> PROBLEM TO SOLVE
Collect all the lines that mention the word "this".

— start MATERIAL FOR THE TASK —

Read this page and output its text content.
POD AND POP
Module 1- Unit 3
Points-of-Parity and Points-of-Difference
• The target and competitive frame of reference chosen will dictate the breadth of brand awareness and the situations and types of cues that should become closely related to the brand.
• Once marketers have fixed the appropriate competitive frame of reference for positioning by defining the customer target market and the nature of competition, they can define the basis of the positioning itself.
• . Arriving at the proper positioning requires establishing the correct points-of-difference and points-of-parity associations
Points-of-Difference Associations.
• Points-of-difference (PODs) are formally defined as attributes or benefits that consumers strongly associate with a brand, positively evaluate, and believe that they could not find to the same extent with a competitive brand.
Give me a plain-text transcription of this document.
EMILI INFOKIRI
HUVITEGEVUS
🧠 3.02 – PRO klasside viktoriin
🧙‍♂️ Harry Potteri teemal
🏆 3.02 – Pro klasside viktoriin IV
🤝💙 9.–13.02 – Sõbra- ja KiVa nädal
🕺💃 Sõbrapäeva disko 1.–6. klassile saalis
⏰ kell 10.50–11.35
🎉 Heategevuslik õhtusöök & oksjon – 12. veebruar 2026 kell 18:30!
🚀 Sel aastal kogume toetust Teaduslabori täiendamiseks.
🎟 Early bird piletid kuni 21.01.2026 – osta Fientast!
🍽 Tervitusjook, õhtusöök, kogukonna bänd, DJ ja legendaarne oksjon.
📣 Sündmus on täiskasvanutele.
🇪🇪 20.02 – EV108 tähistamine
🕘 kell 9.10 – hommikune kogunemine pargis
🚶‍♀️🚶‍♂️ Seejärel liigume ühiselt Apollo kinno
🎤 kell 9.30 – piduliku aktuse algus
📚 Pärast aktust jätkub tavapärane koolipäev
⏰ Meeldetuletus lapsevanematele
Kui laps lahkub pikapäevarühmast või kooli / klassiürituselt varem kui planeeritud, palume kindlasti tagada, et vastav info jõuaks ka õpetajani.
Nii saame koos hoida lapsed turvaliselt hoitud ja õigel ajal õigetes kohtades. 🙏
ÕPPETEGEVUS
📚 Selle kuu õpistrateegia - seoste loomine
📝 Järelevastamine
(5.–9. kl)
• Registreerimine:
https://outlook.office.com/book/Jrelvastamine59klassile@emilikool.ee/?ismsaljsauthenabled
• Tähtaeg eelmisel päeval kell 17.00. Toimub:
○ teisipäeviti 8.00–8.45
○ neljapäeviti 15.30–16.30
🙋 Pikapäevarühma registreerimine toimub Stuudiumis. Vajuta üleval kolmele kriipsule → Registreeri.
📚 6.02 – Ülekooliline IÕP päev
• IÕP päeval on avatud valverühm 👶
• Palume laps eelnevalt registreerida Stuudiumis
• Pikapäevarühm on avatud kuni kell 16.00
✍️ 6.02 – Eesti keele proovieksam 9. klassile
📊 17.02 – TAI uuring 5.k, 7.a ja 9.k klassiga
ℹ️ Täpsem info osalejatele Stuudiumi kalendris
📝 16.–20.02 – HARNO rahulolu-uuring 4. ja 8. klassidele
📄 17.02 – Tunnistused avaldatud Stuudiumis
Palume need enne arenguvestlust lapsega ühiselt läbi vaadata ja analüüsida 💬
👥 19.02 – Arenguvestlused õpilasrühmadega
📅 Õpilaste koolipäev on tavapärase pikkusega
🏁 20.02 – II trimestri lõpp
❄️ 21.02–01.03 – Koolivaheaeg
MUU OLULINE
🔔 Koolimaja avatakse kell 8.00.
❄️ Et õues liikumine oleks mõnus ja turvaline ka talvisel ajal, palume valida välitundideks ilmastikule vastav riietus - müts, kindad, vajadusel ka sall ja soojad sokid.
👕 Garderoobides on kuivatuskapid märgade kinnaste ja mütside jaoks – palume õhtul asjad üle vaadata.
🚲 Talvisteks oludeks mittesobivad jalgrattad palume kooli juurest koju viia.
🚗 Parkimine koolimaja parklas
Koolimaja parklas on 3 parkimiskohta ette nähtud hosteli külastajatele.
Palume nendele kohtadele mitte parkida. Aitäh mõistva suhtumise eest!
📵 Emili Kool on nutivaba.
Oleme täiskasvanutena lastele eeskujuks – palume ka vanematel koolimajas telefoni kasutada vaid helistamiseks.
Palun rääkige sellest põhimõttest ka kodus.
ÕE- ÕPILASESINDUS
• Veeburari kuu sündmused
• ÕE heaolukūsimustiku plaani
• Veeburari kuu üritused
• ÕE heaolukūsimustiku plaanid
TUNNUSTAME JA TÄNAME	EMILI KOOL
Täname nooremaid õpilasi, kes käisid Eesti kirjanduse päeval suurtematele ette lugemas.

— end MATERIAL FOR THE TASK —

> EXERCISE ANSWER
Read this page and output its text content.
Give me a plain-text transcription of this document.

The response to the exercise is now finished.